### Document

+1 :)

On 08/05/17 23:52, Matthias J. Sax wrote:
Hi,

I was reading the updated KIP and I am wondering, if we should do the
design a little different.

Instead of distinguishing between a RichFunction and non-RichFunction at
runtime level, we would use RichFunctions all the time. Thus, on the DSL
entry level, if a user provides a non-RichFunction, we wrap it by a
RichFunction that is fully implemented by Streams. This RichFunction
would just forward the call omitting the key:

Just to sketch the idea (incomplete code snippet):

public StreamsRichValueMapper implements RichValueMapper() {
   private ValueMapper userProvidedMapper; // set by constructor

   public VR apply(final K key, final V1 value1, final V2 value2) {
       return userProvidedMapper(value1, value2);
   }
}

 From a performance point of view, I am not sure if the
"if(isRichFunction)" including casts etc would have more overhead than
this approach (we would do more nested method call for non-RichFunction
which should be more common than RichFunctions).

This approach should not effect lambdas (or do I miss something?) and
might be cleaner, as we could have one more top level interface
`RichFunction` with methods `init()` and `close()` and also interfaces
for `RichValueMapper` etc. (thus, no abstract classes required).


Any thoughts?


-Matthias


On 5/6/17 5:29 PM, Jeyhun Karimov wrote:
Hi,

Thanks for comments. I extended PR and KIP to include rich functions. I
will still have to evaluate the cost of deep copying of keys.

######

Directives:
• 1. Can you copy the part of the rich-function thread starting with "This approach should" and going on through "abstract classes required)." word for word?
• 2. Answer these questions about the rich-function thread:
(a) Which methods would the proposed top-level `RichFunction` interface have?
(b) At what level would a user-provided non-RichFunction be wrapped?
(c) What does Jeyhun Karimov say he still has to evaluate?
• 3. How would you sum up the rich-function thread in two sentences?

### Source excerpt

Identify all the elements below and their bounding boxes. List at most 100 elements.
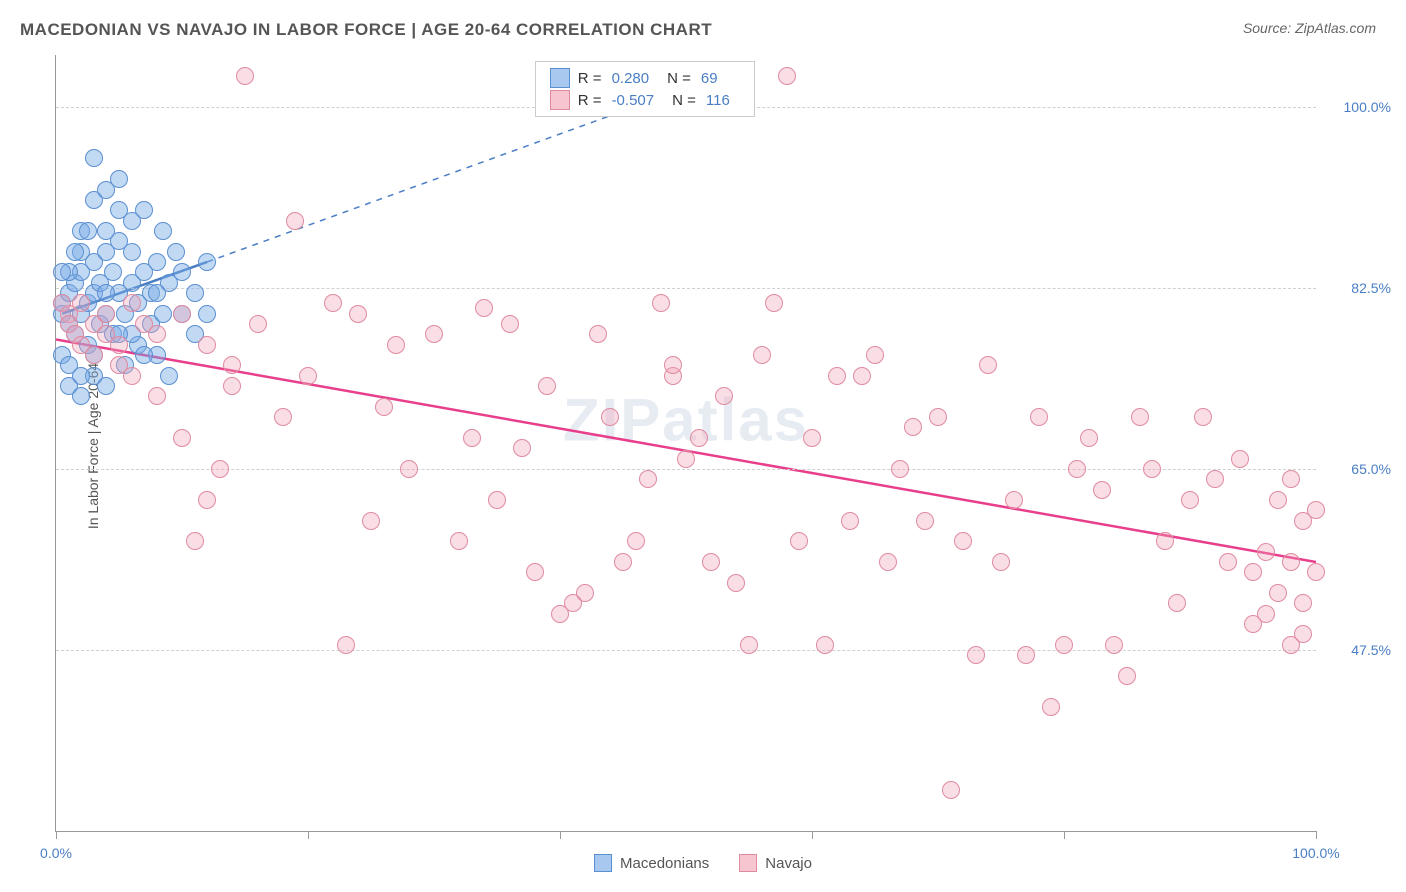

######

Solutions per task:
• 1.
This approach should not effect lambdas (or do I miss something?) and
might be cleaner, as we could have one more top level interface
`RichFunction` with methods `init()` and `close()` and also interfaces
for `RichValueMapper` etc. (thus, no abstract classes required).

• 2.
(a) `init()` and `close()`.
(b) At the DSL entry level.
(c) The cost of deep copying of keys.

• 3. Matthias J. Sax proposes always using RichFunctions, so that a user-provided non-RichFunction is wrapped at the DSL entry level in a Streams-implemented RichFunction that forwards the call without the key. He suggests this might be cleaner, since it would allow a top-level `RichFunction` interface with `init()` and `close()` and no abstract classes, and Jeyhun Karimov had earlier reported extending the PR and KIP to include rich functions.